• Given problem: Please print, word for word, the stretch of the data below from the line containing "- column-divider[interactable]: [297, 107, 298, 122]" through the line containing "- instruction-text: Please", both of those lines included.
_____
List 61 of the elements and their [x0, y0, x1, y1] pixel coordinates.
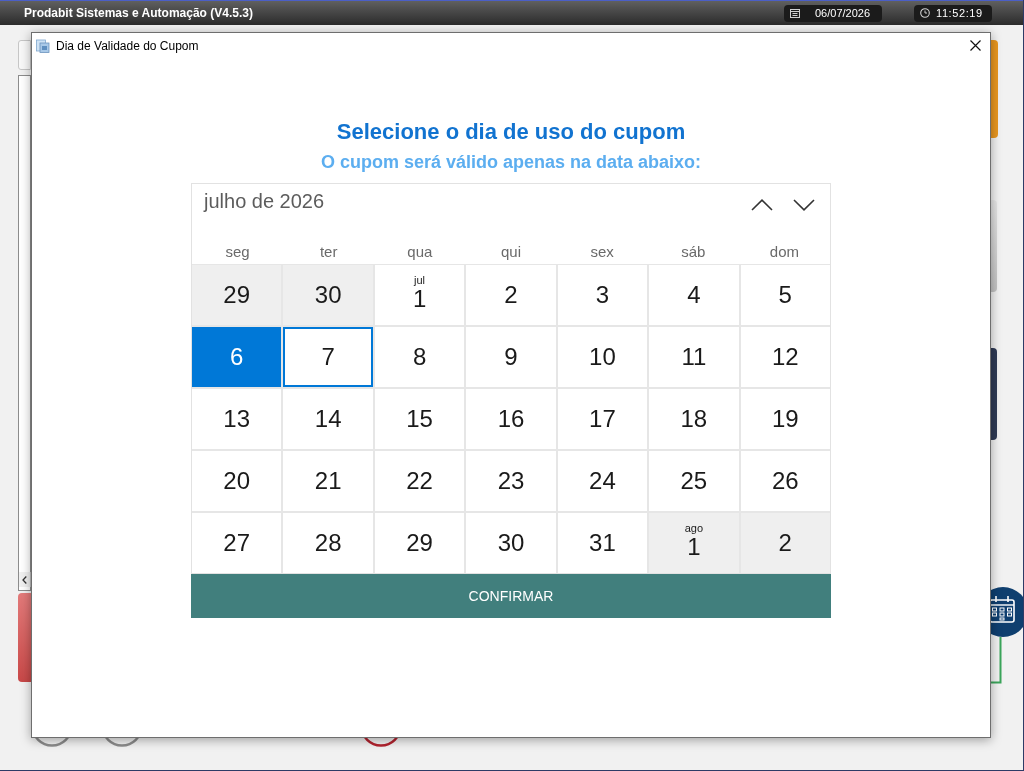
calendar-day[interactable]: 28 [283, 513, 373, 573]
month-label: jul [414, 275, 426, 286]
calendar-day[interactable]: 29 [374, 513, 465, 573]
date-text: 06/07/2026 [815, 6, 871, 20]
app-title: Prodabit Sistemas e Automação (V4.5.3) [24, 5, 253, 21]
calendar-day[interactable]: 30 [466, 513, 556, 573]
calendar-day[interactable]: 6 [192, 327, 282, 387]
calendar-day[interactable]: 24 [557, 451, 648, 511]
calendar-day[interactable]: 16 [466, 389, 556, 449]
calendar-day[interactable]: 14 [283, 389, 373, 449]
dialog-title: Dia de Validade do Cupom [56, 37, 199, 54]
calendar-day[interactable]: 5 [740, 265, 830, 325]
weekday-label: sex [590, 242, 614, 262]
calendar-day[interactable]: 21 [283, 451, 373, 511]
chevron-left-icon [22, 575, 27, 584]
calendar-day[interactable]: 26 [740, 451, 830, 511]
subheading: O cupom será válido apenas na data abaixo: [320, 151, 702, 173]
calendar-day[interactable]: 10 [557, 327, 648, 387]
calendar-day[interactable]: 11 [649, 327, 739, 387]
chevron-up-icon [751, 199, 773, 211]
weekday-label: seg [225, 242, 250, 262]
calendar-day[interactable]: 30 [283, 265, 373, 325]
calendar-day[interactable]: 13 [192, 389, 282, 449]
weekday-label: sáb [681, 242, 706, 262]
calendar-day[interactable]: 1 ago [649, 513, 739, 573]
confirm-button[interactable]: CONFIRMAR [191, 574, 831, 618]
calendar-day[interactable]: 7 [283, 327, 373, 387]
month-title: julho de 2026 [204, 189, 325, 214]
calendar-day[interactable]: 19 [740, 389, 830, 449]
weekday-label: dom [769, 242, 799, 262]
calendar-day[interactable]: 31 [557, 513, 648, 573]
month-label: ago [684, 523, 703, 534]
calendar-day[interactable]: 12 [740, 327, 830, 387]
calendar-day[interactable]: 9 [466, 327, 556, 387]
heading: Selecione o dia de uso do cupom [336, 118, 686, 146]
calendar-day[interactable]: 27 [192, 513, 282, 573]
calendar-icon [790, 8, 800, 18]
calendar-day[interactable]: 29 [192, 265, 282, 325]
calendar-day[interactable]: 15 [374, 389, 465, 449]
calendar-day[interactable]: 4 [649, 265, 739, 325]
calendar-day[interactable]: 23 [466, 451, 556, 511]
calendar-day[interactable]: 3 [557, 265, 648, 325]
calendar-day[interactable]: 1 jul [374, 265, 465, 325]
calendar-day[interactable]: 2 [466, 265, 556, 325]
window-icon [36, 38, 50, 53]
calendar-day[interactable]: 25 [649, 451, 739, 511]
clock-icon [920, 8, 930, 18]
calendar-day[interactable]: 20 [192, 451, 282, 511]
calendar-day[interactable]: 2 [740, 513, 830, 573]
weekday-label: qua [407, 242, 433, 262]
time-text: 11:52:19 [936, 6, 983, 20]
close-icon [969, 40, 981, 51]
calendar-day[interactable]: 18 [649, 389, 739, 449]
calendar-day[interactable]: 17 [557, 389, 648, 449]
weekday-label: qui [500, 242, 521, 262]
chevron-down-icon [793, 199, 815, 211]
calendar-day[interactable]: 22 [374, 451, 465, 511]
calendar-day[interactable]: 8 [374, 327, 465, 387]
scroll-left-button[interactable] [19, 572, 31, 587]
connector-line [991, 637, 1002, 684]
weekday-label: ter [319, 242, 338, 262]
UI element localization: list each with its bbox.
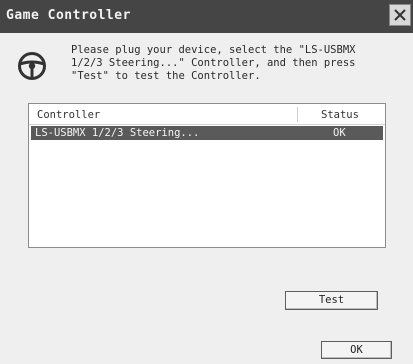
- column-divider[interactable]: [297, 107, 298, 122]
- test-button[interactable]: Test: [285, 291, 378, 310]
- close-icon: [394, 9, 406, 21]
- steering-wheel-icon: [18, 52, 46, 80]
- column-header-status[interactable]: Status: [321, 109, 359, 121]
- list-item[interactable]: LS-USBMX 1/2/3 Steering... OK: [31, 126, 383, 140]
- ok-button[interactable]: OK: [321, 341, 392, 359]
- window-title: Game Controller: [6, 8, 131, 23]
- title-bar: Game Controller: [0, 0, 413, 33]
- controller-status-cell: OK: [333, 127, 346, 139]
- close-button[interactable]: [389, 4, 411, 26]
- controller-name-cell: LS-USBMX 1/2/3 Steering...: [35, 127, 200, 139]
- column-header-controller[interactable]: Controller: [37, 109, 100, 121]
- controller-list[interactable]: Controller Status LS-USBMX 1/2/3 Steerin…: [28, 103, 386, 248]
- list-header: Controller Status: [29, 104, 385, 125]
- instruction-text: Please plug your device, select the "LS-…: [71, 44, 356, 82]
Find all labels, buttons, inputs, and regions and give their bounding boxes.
_____
• Answer to this problem:
- column-divider[interactable]: [297, 107, 298, 122]
- test-button[interactable]: Test: [285, 291, 378, 310]
- close-icon: [394, 9, 406, 21]
- steering-wheel-icon: [18, 52, 46, 80]
- column-header-status[interactable]: Status: [321, 109, 359, 121]
- list-item[interactable]: LS-USBMX 1/2/3 Steering... OK: [31, 126, 383, 140]
- ok-button[interactable]: OK: [321, 341, 392, 359]
- window-title: Game Controller: [6, 8, 131, 23]
- title-bar: Game Controller: [0, 0, 413, 33]
- controller-status-cell: OK: [333, 127, 346, 139]
- close-button[interactable]: [389, 4, 411, 26]
- controller-name-cell: LS-USBMX 1/2/3 Steering...: [35, 127, 200, 139]
- column-header-controller[interactable]: Controller: [37, 109, 100, 121]
- controller-list[interactable]: Controller Status LS-USBMX 1/2/3 Steerin…: [28, 103, 386, 248]
- list-header: Controller Status: [29, 104, 385, 125]
- instruction-text: Please plug your device, select the "LS-…: [71, 44, 356, 82]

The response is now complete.